# Record list start
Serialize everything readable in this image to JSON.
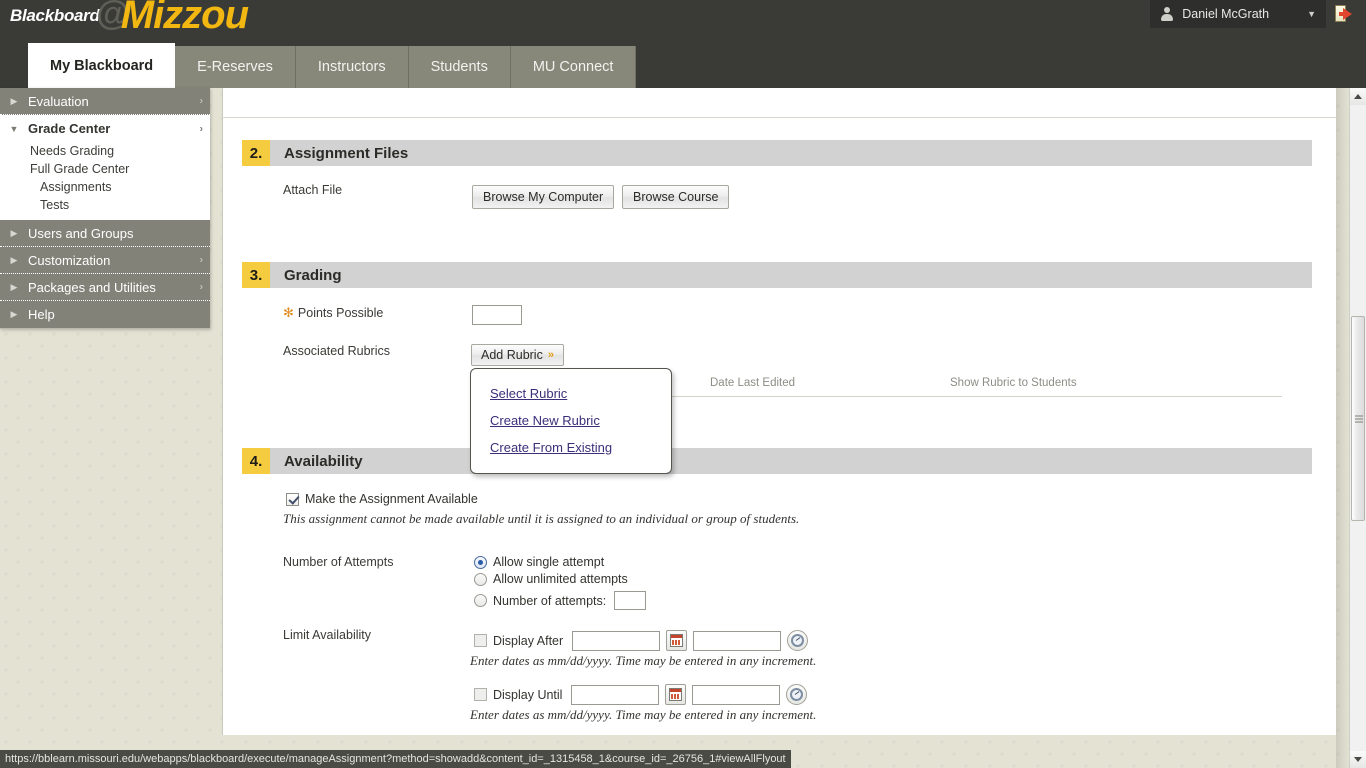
{
  "header": {
    "brand_primary": "Blackboard",
    "brand_at": "@",
    "brand_secondary": "Mizzou",
    "user_name": "Daniel McGrath",
    "user_caret": "▼",
    "logout_title": "Logout"
  },
  "tabs": [
    {
      "label": "My Blackboard",
      "active": true
    },
    {
      "label": "E-Reserves",
      "active": false
    },
    {
      "label": "Instructors",
      "active": false
    },
    {
      "label": "Students",
      "active": false
    },
    {
      "label": "MU Connect",
      "active": false
    }
  ],
  "course_menu": [
    {
      "label": "Evaluation",
      "type": "collapsed"
    },
    {
      "label": "Grade Center",
      "type": "expanded"
    },
    {
      "label": "Needs Grading",
      "type": "sub"
    },
    {
      "label": "Full Grade Center",
      "type": "sub"
    },
    {
      "label": "Assignments",
      "type": "sub2"
    },
    {
      "label": "Tests",
      "type": "sub2"
    },
    {
      "label": "Users and Groups",
      "type": "collapsed-nochev"
    },
    {
      "label": "Customization",
      "type": "collapsed"
    },
    {
      "label": "Packages and Utilities",
      "type": "collapsed"
    },
    {
      "label": "Help",
      "type": "collapsed-nochev"
    }
  ],
  "sections": {
    "assignment_files": {
      "number": "2.",
      "title": "Assignment Files",
      "attach_label": "Attach File",
      "browse_computer": "Browse My Computer",
      "browse_course": "Browse Course"
    },
    "grading": {
      "number": "3.",
      "title": "Grading",
      "points_label": "Points Possible",
      "points_value": "",
      "required_marker": "✻",
      "rubrics_label": "Associated Rubrics",
      "add_rubric_button": "Add Rubric",
      "add_rubric_caret": "»",
      "menu_items": [
        "Select Rubric",
        "Create New Rubric",
        "Create From Existing"
      ],
      "table_headers": [
        "Date Last Edited",
        "Show Rubric to Students"
      ]
    },
    "availability": {
      "number": "4.",
      "title": "Availability",
      "make_available_label": "Make the Assignment Available",
      "make_available_checked": true,
      "availability_note": "This assignment cannot be made available until it is assigned to an individual or group of students.",
      "attempts_label": "Number of Attempts",
      "attempts_options": [
        {
          "label": "Allow single attempt",
          "selected": true
        },
        {
          "label": "Allow unlimited attempts",
          "selected": false
        },
        {
          "label": "Number of attempts:",
          "selected": false,
          "has_input": true,
          "value": ""
        }
      ],
      "limit_label": "Limit Availability",
      "display_after_label": "Display After",
      "display_after_date": "",
      "display_after_time": "",
      "display_until_label": "Display Until",
      "display_until_date": "",
      "display_until_time": "",
      "date_note": "Enter dates as mm/dd/yyyy. Time may be entered in any increment."
    }
  },
  "status_bar": {
    "url": "https://bblearn.missouri.edu/webapps/blackboard/execute/manageAssignment?method=showadd&content_id=_1315458_1&course_id=_26756_1#viewAllFlyout"
  },
  "colors": {
    "brand_yellow": "#f2b711",
    "section_number_bg": "#f5cb3f",
    "section_header_bg": "#d2d2d2",
    "header_dark": "#3a3a37",
    "tab_inactive": "#87877a",
    "menu_item_bg": "#828279",
    "link_color": "#3b2f7a"
  }
}
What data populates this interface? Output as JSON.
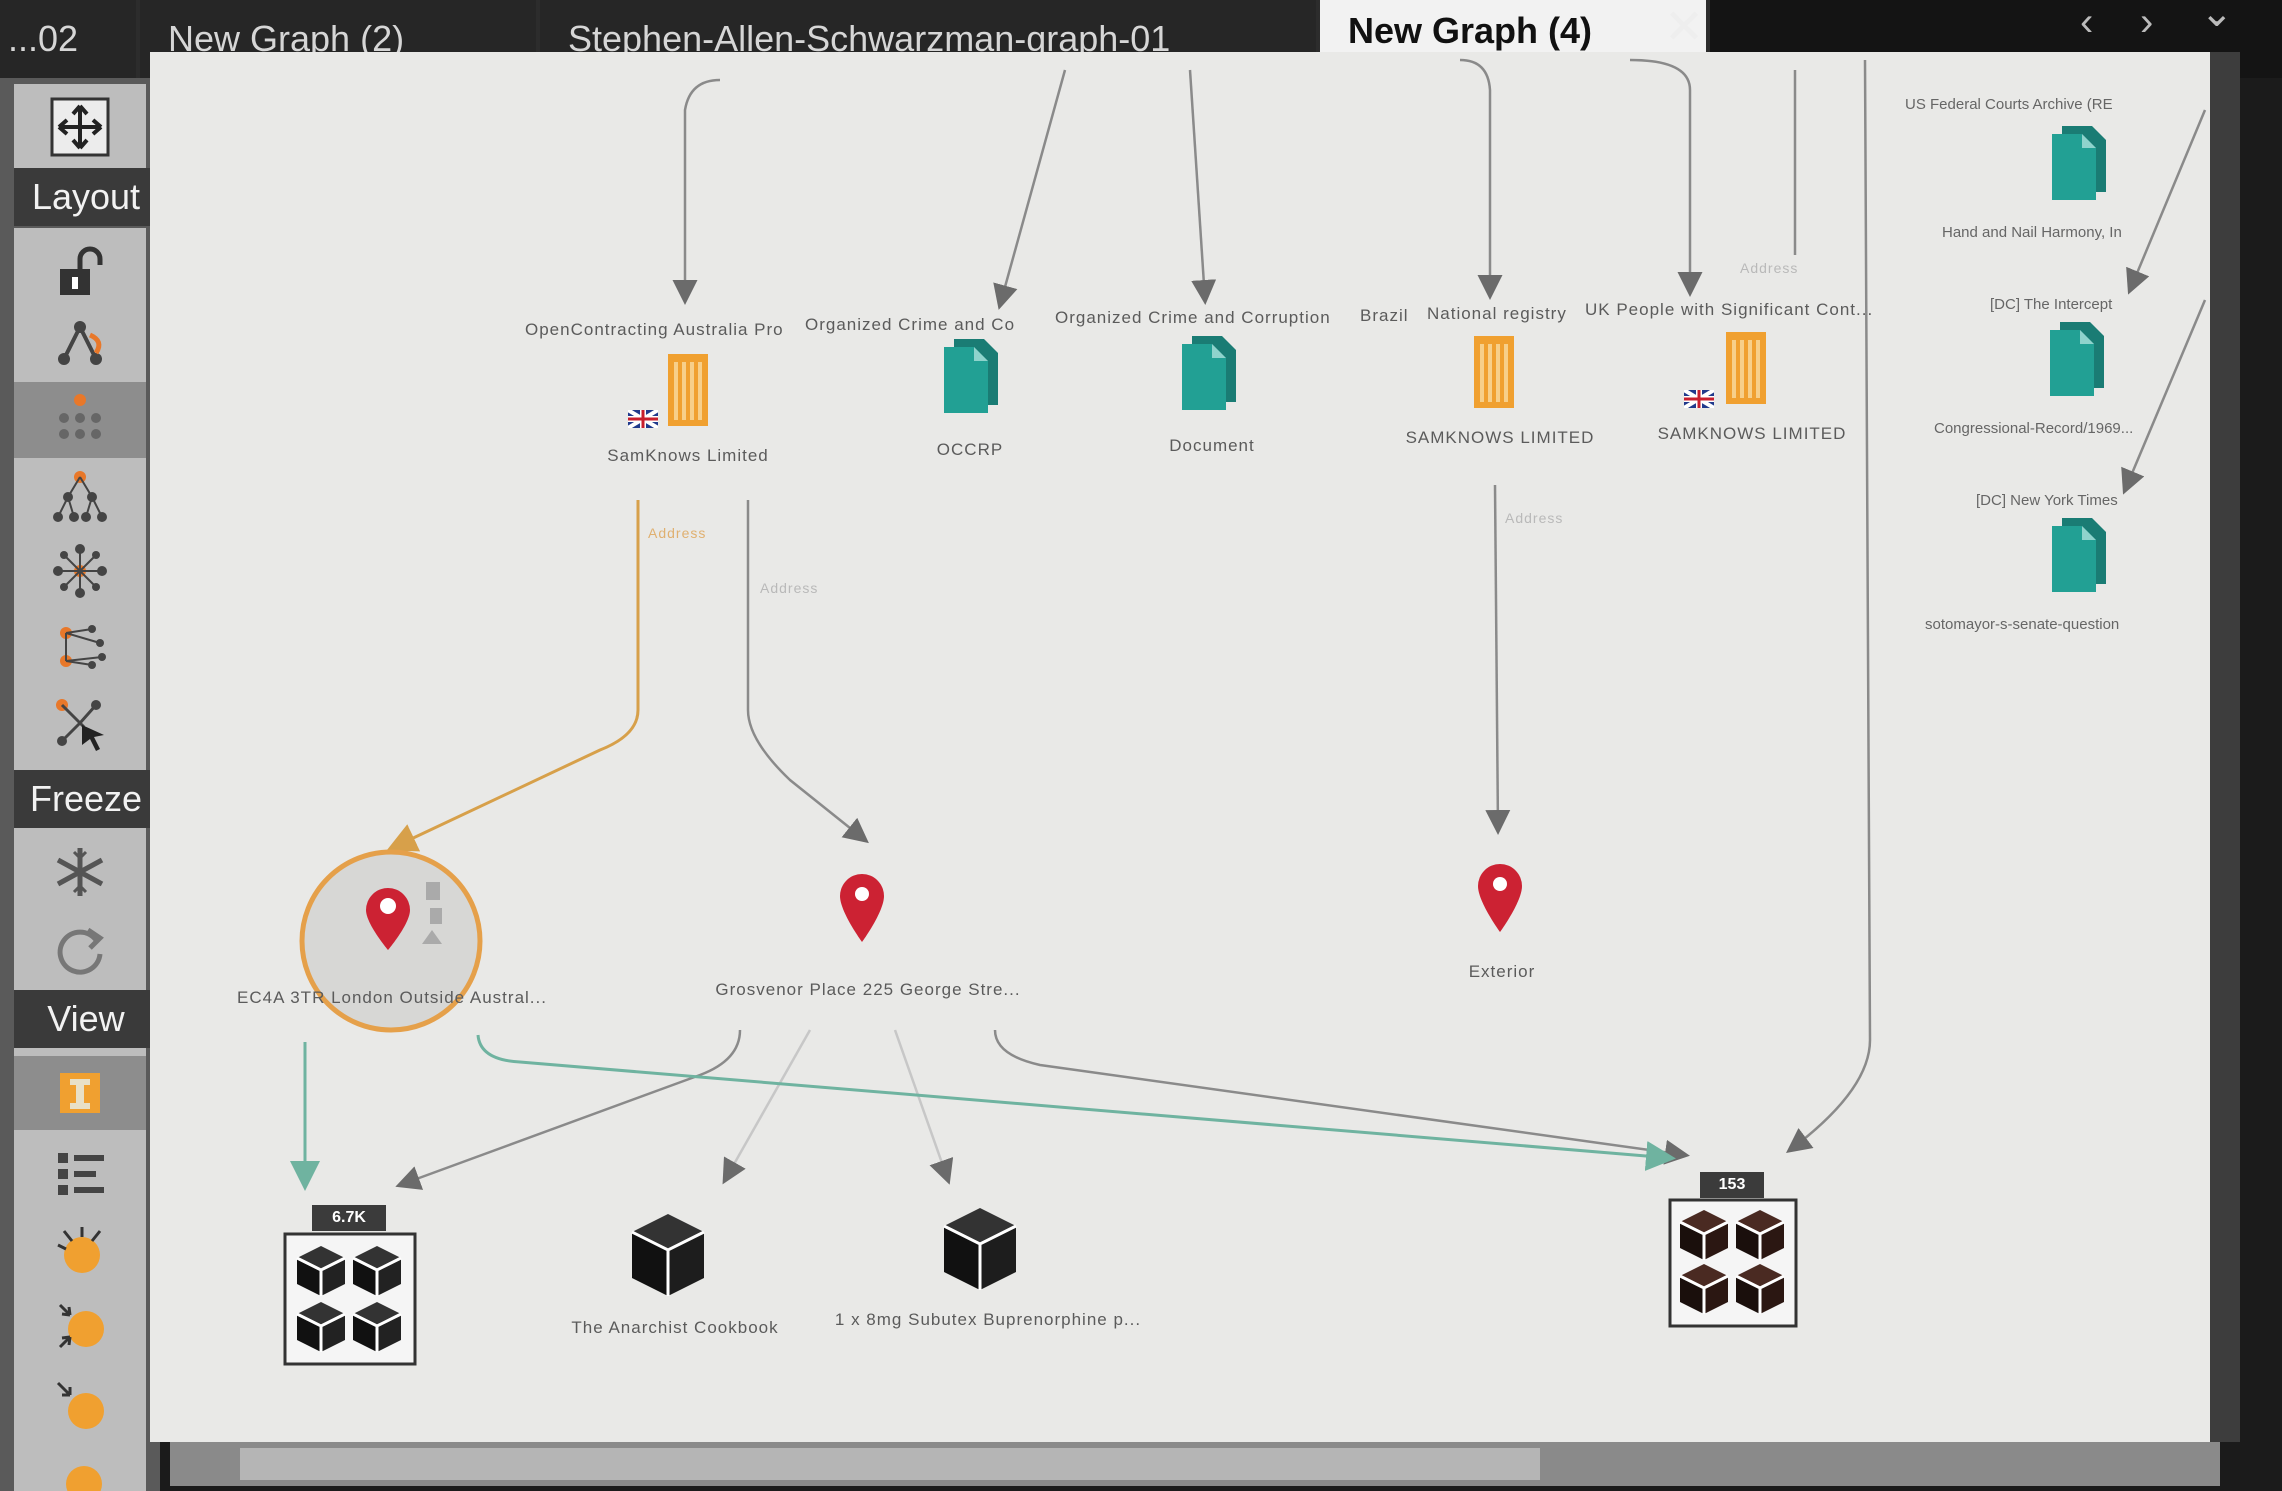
# Record list end
Written task: Print the records above exactly as they stand, but leave out the pictures.

Right answer:
Serialize everything readable in this image to JSON.
{
  "header": {
    "brand_primary": "Blackboard",
    "brand_at": "@",
    "brand_secondary": "Mizzou",
    "user_name": "Daniel McGrath",
    "user_caret": "▼",
    "logout_title": "Logout"
  },
  "tabs": [
    {
      "label": "My Blackboard",
      "active": true
    },
    {
      "label": "E-Reserves",
      "active": false
    },
    {
      "label": "Instructors",
      "active": false
    },
    {
      "label": "Students",
      "active": false
    },
    {
      "label": "MU Connect",
      "active": false
    }
  ],
  "course_menu": [
    {
      "label": "Evaluation",
      "type": "collapsed"
    },
    {
      "label": "Grade Center",
      "type": "expanded"
    },
    {
      "label": "Needs Grading",
      "type": "sub"
    },
    {
      "label": "Full Grade Center",
      "type": "sub"
    },
    {
      "label": "Assignments",
      "type": "sub2"
    },
    {
      "label": "Tests",
      "type": "sub2"
    },
    {
      "label": "Users and Groups",
      "type": "collapsed-nochev"
    },
    {
      "label": "Customization",
      "type": "collapsed"
    },
    {
      "label": "Packages and Utilities",
      "type": "collapsed"
    },
    {
      "label": "Help",
      "type": "collapsed-nochev"
    }
  ],
  "sections": {
    "assignment_files": {
      "number": "2.",
      "title": "Assignment Files",
      "attach_label": "Attach File",
      "browse_computer": "Browse My Computer",
      "browse_course": "Browse Course"
    },
    "grading": {
      "number": "3.",
      "title": "Grading",
      "points_label": "Points Possible",
      "points_value": "",
      "required_marker": "✻",
      "rubrics_label": "Associated Rubrics",
      "add_rubric_button": "Add Rubric",
      "add_rubric_caret": "»",
      "menu_items": [
        "Select Rubric",
        "Create New Rubric",
        "Create From Existing"
      ],
      "table_headers": [
        "Date Last Edited",
        "Show Rubric to Students"
      ]
    },
    "availability": {
      "number": "4.",
      "title": "Availability",
      "make_available_label": "Make the Assignment Available",
      "make_available_checked": true,
      "availability_note": "This assignment cannot be made available until it is assigned to an individual or group of students.",
      "attempts_label": "Number of Attempts",
      "attempts_options": [
        {
          "label": "Allow single attempt",
          "selected": true
        },
        {
          "label": "Allow unlimited attempts",
          "selected": false
        },
        {
          "label": "Number of attempts:",
          "selected": false,
          "has_input": true,
          "value": ""
        }
      ],
      "limit_label": "Limit Availability",
      "display_after_label": "Display After",
      "display_after_date": "",
      "display_after_time": "",
      "display_until_label": "Display Until",
      "display_until_date": "",
      "display_until_time": "",
      "date_note": "Enter dates as mm/dd/yyyy. Time may be entered in any increment."
    }
  },
  "status_bar": {
    "url": "https://bblearn.missouri.edu/webapps/blackboard/execute/manageAssignment?method=showadd&content_id=_1315458_1&course_id=_26756_1#viewAllFlyout"
  },
  "colors": {
    "brand_yellow": "#f2b711",
    "section_number_bg": "#f5cb3f",
    "section_header_bg": "#d2d2d2",
    "header_dark": "#3a3a37",
    "tab_inactive": "#87877a",
    "menu_item_bg": "#828279",
    "link_color": "#3b2f7a"
  }
}
What data populates this interface? Output as JSON.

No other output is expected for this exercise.